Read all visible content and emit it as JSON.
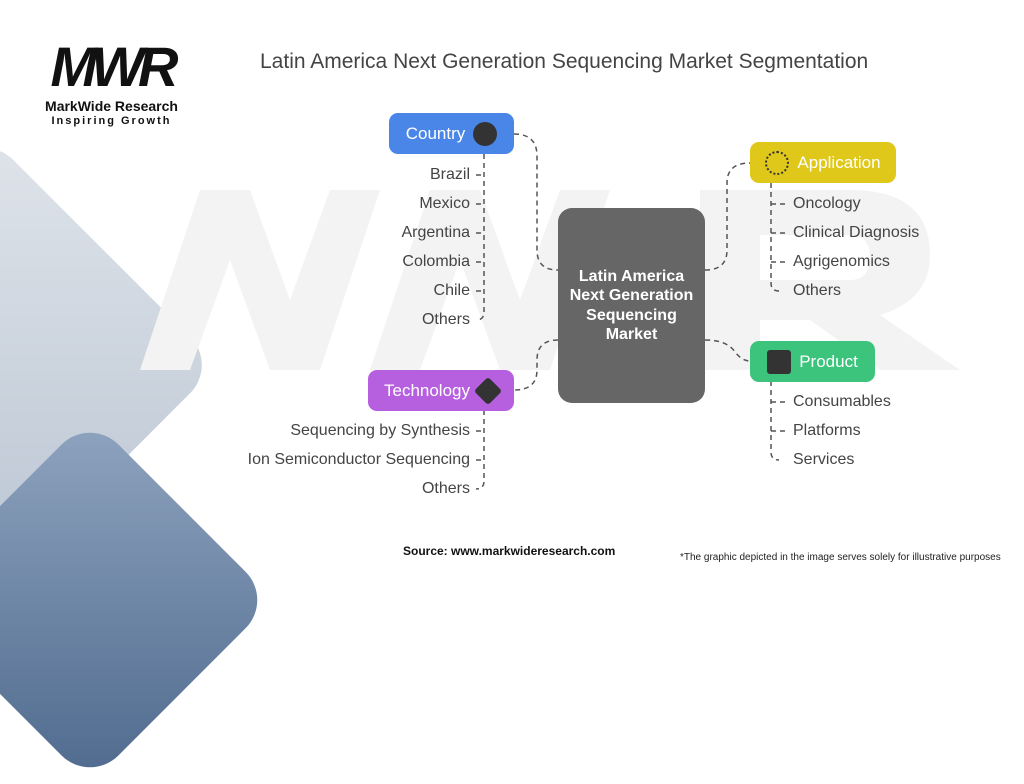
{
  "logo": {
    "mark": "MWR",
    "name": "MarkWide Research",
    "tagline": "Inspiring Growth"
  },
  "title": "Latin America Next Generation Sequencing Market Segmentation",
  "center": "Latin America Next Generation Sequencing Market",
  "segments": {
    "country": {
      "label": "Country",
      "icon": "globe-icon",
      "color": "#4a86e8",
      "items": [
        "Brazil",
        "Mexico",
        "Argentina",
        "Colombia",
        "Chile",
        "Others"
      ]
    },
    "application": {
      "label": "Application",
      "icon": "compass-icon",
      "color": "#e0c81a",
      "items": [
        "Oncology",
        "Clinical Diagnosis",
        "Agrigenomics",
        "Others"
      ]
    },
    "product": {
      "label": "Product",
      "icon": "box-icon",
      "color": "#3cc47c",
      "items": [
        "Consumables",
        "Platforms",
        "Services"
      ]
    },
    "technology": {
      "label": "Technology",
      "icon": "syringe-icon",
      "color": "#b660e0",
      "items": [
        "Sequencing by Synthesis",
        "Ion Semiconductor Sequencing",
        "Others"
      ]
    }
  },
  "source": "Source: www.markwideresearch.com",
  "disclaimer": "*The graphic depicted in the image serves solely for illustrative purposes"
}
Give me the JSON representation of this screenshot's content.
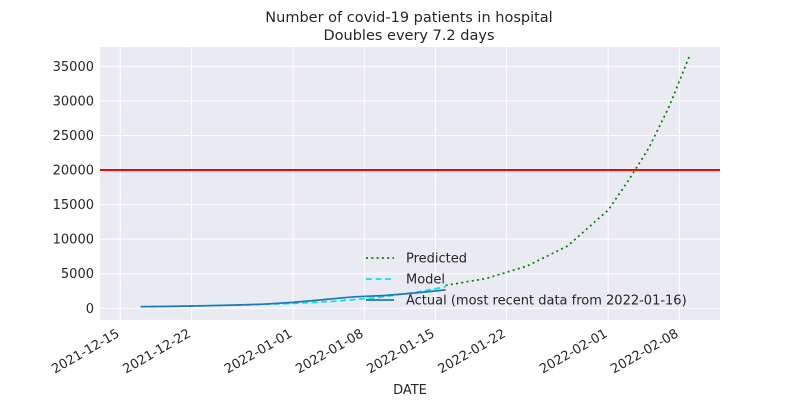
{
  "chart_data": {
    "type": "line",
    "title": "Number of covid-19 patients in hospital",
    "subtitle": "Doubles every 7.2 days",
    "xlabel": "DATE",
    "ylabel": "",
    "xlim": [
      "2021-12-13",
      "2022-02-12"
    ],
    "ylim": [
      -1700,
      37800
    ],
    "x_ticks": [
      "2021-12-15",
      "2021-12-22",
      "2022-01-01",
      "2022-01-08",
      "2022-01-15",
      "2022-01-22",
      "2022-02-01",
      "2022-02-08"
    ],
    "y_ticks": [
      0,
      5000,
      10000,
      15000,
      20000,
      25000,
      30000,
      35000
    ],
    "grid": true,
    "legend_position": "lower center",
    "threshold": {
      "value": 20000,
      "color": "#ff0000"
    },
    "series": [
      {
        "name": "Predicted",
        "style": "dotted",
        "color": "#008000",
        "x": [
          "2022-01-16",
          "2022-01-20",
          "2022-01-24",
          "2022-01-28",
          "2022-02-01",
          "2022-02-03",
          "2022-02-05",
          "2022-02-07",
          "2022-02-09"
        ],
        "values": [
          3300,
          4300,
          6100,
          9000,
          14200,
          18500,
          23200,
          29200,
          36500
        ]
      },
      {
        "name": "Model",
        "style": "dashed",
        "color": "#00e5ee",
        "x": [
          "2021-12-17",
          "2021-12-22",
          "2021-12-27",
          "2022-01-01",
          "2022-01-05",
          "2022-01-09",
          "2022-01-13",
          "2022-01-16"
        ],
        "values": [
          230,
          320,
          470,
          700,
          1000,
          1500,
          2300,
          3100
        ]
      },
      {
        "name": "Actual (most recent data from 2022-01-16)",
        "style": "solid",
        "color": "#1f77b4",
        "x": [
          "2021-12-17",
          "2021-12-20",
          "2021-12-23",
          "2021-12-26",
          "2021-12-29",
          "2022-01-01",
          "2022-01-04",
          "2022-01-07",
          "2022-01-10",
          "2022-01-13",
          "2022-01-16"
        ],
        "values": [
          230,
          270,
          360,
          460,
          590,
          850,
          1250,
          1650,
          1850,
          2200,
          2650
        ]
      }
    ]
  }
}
::::
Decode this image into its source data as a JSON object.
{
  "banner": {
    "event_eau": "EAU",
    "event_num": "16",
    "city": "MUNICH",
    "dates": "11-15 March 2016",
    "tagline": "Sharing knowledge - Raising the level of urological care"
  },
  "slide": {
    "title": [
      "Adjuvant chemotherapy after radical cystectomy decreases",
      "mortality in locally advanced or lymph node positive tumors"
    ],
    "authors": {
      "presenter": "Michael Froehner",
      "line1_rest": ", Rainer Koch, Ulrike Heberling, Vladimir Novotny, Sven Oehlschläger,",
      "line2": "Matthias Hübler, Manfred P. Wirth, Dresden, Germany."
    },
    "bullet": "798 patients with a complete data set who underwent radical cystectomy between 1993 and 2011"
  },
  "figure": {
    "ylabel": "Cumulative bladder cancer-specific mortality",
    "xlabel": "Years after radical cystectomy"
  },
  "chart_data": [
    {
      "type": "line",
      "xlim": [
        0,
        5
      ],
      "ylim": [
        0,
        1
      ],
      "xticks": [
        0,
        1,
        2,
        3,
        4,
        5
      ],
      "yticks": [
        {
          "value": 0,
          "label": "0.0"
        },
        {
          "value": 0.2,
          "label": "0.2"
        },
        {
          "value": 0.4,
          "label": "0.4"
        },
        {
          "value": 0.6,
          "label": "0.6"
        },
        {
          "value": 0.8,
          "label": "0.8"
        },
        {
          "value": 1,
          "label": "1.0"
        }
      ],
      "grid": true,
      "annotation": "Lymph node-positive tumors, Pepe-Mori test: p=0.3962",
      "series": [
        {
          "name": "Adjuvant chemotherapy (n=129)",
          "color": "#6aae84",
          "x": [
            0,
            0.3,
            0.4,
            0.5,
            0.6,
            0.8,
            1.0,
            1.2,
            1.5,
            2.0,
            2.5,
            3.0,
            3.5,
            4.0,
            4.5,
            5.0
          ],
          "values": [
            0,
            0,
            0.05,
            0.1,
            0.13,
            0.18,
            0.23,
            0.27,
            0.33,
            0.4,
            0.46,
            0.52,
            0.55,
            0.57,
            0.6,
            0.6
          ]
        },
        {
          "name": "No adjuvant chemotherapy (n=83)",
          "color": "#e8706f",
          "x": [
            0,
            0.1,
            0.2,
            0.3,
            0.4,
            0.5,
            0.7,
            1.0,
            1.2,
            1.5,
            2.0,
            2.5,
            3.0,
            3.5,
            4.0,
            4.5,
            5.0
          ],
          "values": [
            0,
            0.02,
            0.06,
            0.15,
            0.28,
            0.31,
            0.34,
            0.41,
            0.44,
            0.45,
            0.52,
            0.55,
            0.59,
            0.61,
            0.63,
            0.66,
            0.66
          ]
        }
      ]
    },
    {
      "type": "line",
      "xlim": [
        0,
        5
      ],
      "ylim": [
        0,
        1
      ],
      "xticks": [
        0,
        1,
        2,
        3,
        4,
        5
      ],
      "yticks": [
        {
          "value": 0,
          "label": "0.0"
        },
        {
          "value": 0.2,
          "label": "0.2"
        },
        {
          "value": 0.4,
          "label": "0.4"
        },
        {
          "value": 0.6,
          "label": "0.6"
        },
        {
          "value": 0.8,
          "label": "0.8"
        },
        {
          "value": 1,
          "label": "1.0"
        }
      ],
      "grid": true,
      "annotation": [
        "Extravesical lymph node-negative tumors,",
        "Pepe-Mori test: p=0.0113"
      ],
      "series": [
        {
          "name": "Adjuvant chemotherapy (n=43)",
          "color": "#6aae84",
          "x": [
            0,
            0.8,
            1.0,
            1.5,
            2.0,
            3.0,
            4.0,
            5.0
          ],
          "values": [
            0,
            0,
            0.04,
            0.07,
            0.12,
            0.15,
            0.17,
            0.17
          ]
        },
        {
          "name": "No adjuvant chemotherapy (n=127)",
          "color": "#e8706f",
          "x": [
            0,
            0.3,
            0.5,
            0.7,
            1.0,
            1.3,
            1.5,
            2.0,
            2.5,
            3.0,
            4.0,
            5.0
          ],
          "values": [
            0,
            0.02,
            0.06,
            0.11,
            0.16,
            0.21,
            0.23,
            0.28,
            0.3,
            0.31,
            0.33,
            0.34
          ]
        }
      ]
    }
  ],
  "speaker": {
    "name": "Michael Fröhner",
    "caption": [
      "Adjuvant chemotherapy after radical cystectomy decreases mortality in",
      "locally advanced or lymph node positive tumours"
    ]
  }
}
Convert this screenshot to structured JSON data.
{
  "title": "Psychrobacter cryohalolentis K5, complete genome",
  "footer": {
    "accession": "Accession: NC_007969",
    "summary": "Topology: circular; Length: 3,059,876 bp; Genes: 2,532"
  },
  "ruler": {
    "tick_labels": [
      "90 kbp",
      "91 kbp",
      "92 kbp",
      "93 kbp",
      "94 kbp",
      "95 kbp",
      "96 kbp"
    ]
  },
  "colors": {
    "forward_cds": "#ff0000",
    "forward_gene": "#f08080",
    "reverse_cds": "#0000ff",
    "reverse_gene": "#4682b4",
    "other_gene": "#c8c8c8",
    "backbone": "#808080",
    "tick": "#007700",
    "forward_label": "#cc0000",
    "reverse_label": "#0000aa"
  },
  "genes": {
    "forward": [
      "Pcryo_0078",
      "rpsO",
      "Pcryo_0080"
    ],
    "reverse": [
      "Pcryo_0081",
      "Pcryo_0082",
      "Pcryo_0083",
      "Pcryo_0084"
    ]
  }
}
::::
• **Goal of the exercise**
Every line above that has the string "ylabel" needs to be copied.

• **Finished exercise**
    "ylabel": "",
    "ylabel": "Cumulative bladder cancer-specific mortality",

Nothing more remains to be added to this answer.